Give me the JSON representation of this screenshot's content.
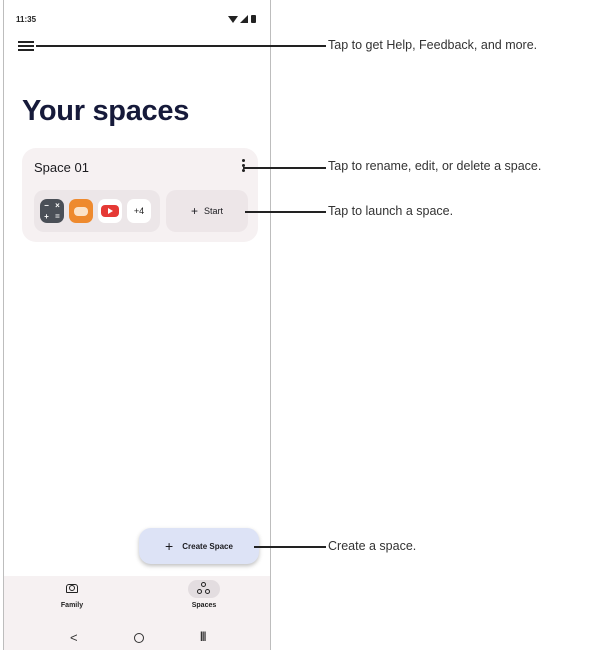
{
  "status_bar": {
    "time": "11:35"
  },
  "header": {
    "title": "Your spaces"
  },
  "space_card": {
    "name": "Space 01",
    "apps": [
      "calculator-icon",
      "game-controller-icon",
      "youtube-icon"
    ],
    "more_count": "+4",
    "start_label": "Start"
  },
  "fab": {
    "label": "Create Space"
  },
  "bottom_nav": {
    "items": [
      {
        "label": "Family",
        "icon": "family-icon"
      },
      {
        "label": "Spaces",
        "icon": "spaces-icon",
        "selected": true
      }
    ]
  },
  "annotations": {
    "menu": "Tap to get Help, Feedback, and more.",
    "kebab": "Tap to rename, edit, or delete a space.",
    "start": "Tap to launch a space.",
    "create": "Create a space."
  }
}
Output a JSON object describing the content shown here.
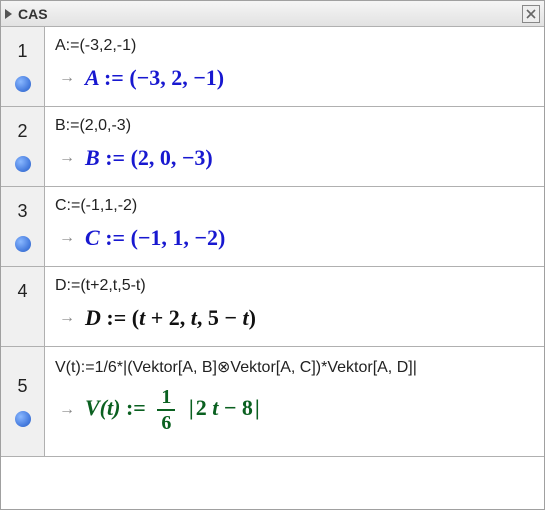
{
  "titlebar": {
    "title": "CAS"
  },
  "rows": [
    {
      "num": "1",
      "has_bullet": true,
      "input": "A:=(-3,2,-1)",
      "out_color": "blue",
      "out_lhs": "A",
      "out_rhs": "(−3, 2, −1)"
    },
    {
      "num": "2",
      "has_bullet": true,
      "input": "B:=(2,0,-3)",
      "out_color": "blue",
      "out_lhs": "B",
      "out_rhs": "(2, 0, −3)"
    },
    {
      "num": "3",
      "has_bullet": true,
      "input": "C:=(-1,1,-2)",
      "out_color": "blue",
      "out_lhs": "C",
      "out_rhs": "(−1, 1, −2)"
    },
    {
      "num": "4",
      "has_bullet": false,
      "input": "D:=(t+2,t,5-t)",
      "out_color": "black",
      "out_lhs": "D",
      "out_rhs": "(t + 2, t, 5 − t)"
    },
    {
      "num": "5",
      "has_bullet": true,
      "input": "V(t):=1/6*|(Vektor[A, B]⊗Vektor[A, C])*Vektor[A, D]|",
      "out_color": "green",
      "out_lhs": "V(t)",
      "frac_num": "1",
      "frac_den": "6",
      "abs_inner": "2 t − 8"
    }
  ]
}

==

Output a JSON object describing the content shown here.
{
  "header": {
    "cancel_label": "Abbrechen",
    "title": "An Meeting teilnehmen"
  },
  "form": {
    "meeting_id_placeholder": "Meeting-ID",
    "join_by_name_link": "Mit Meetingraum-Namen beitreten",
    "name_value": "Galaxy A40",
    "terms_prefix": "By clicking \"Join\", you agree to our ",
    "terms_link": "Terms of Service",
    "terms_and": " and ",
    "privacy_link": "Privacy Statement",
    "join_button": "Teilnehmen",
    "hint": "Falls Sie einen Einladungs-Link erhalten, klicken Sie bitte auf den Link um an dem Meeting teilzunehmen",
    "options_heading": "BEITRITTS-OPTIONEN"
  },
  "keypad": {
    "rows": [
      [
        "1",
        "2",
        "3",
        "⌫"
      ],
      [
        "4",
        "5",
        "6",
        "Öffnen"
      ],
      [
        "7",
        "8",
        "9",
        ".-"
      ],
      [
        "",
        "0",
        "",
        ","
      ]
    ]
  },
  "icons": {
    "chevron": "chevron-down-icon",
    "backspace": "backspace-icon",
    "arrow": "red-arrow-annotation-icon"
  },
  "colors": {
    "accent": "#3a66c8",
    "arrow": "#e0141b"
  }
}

* WHAT IS BEING ASKED *
From the entries above, copy every line where the word "input" shows up.

* EXERCISE RESULT *
      "input": "A:=(-3,2,-1)",
      "input": "B:=(2,0,-3)",
      "input": "C:=(-1,1,-2)",
      "input": "D:=(t+2,t,5-t)",
      "input": "V(t):=1/6*|(Vektor[A, B]⊗Vektor[A, C])*Vektor[A, D]|",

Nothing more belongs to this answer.